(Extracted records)
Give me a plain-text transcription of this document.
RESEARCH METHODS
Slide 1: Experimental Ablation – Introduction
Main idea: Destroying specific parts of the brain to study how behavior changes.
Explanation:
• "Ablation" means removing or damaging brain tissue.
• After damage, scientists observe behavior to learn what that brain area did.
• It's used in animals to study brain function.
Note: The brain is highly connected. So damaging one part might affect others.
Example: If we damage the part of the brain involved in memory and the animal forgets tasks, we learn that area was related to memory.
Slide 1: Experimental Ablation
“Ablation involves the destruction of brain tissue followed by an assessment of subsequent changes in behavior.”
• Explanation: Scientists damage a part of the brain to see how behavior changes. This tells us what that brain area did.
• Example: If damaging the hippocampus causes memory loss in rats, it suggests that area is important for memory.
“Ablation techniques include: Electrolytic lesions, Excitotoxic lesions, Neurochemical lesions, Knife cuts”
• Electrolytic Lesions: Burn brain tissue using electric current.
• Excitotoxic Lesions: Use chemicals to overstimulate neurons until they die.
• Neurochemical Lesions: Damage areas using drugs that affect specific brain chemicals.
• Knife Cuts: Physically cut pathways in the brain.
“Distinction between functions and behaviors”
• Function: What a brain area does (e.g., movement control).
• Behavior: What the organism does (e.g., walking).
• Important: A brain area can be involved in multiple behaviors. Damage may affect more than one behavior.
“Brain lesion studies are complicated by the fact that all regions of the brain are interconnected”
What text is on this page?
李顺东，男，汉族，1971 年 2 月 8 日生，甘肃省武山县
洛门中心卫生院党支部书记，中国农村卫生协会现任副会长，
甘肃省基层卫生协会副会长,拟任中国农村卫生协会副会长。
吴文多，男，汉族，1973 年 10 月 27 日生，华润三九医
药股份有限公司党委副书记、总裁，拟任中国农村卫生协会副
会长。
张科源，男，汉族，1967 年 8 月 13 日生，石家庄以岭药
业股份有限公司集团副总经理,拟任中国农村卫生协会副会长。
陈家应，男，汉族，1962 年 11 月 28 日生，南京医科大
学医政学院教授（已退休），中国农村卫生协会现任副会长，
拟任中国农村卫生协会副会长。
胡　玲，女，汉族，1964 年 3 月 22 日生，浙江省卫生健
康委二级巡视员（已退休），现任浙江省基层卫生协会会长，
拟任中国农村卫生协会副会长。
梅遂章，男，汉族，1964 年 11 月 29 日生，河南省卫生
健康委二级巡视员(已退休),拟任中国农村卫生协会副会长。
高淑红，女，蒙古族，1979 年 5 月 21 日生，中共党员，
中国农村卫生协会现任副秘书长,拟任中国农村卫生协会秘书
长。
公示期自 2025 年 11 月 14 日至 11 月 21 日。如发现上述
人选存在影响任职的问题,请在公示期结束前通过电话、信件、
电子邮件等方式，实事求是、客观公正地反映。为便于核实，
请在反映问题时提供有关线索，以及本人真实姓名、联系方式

● **EXERCISE PROMPT**:
Pull every line containing the word "study" out of the material.

● **RESPONSE FOR THIS EXERCISE**:
Main idea: Destroying specific parts of the brain to study how behavior changes.
• It's used in animals to study brain function.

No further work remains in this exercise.